Write the records out again exactly, leaving no images in.
+++ ENTRIES +++
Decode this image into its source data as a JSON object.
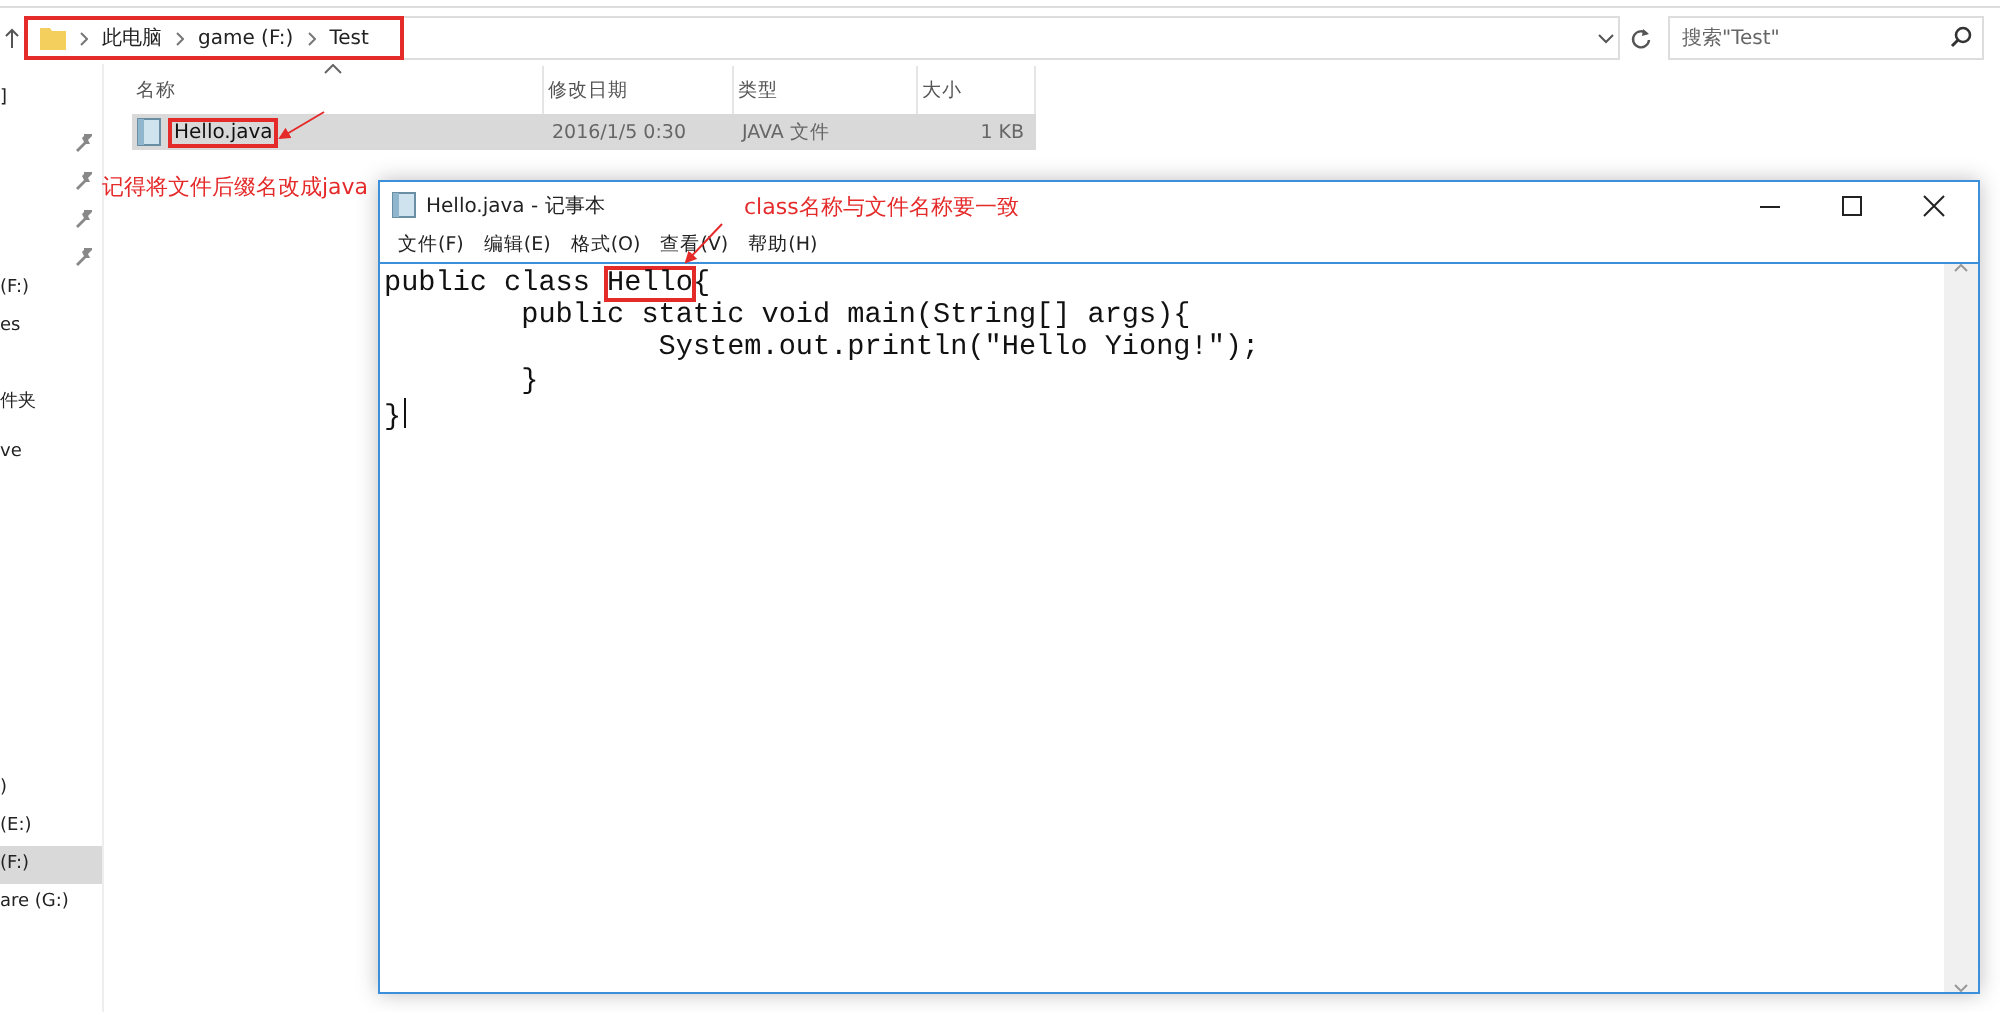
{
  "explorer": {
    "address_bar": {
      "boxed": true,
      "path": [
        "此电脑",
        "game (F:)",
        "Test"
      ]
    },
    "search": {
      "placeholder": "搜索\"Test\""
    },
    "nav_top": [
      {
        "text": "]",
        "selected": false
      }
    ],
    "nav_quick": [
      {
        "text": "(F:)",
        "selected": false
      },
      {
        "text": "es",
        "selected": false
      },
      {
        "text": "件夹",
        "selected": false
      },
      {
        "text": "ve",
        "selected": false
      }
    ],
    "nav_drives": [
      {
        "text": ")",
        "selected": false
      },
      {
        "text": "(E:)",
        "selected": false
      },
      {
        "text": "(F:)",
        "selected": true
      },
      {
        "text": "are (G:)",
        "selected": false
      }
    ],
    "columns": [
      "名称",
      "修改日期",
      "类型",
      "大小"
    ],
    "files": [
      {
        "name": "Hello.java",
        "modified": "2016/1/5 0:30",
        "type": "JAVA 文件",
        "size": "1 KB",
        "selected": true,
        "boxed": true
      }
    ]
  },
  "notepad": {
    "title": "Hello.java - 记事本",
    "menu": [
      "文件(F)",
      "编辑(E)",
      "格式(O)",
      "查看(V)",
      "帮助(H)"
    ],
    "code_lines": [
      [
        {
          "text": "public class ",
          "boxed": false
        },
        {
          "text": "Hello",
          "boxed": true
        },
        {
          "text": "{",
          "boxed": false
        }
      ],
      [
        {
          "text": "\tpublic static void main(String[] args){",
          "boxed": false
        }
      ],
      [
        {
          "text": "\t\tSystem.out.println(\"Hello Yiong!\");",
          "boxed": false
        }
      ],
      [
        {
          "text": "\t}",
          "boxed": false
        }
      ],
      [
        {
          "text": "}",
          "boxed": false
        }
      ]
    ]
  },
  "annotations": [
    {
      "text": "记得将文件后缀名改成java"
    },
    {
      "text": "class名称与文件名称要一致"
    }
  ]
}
+++
THE RESULT:
Decode this image into its source data as a JSON object.
{
  "explorer": {
    "address_bar": {
      "boxed": true,
      "path": [
        "此电脑",
        "game (F:)",
        "Test"
      ]
    },
    "search": {
      "placeholder": "搜索\"Test\""
    },
    "nav_top": [
      {
        "text": "]",
        "selected": false
      }
    ],
    "nav_quick": [
      {
        "text": "(F:)",
        "selected": false
      },
      {
        "text": "es",
        "selected": false
      },
      {
        "text": "件夹",
        "selected": false
      },
      {
        "text": "ve",
        "selected": false
      }
    ],
    "nav_drives": [
      {
        "text": ")",
        "selected": false
      },
      {
        "text": "(E:)",
        "selected": false
      },
      {
        "text": "(F:)",
        "selected": true
      },
      {
        "text": "are (G:)",
        "selected": false
      }
    ],
    "columns": [
      "名称",
      "修改日期",
      "类型",
      "大小"
    ],
    "files": [
      {
        "name": "Hello.java",
        "modified": "2016/1/5 0:30",
        "type": "JAVA 文件",
        "size": "1 KB",
        "selected": true,
        "boxed": true
      }
    ]
  },
  "notepad": {
    "title": "Hello.java - 记事本",
    "menu": [
      "文件(F)",
      "编辑(E)",
      "格式(O)",
      "查看(V)",
      "帮助(H)"
    ],
    "code_lines": [
      [
        {
          "text": "public class ",
          "boxed": false
        },
        {
          "text": "Hello",
          "boxed": true
        },
        {
          "text": "{",
          "boxed": false
        }
      ],
      [
        {
          "text": "\tpublic static void main(String[] args){",
          "boxed": false
        }
      ],
      [
        {
          "text": "\t\tSystem.out.println(\"Hello Yiong!\");",
          "boxed": false
        }
      ],
      [
        {
          "text": "\t}",
          "boxed": false
        }
      ],
      [
        {
          "text": "}",
          "boxed": false
        }
      ]
    ]
  },
  "annotations": [
    {
      "text": "记得将文件后缀名改成java"
    },
    {
      "text": "class名称与文件名称要一致"
    }
  ]
}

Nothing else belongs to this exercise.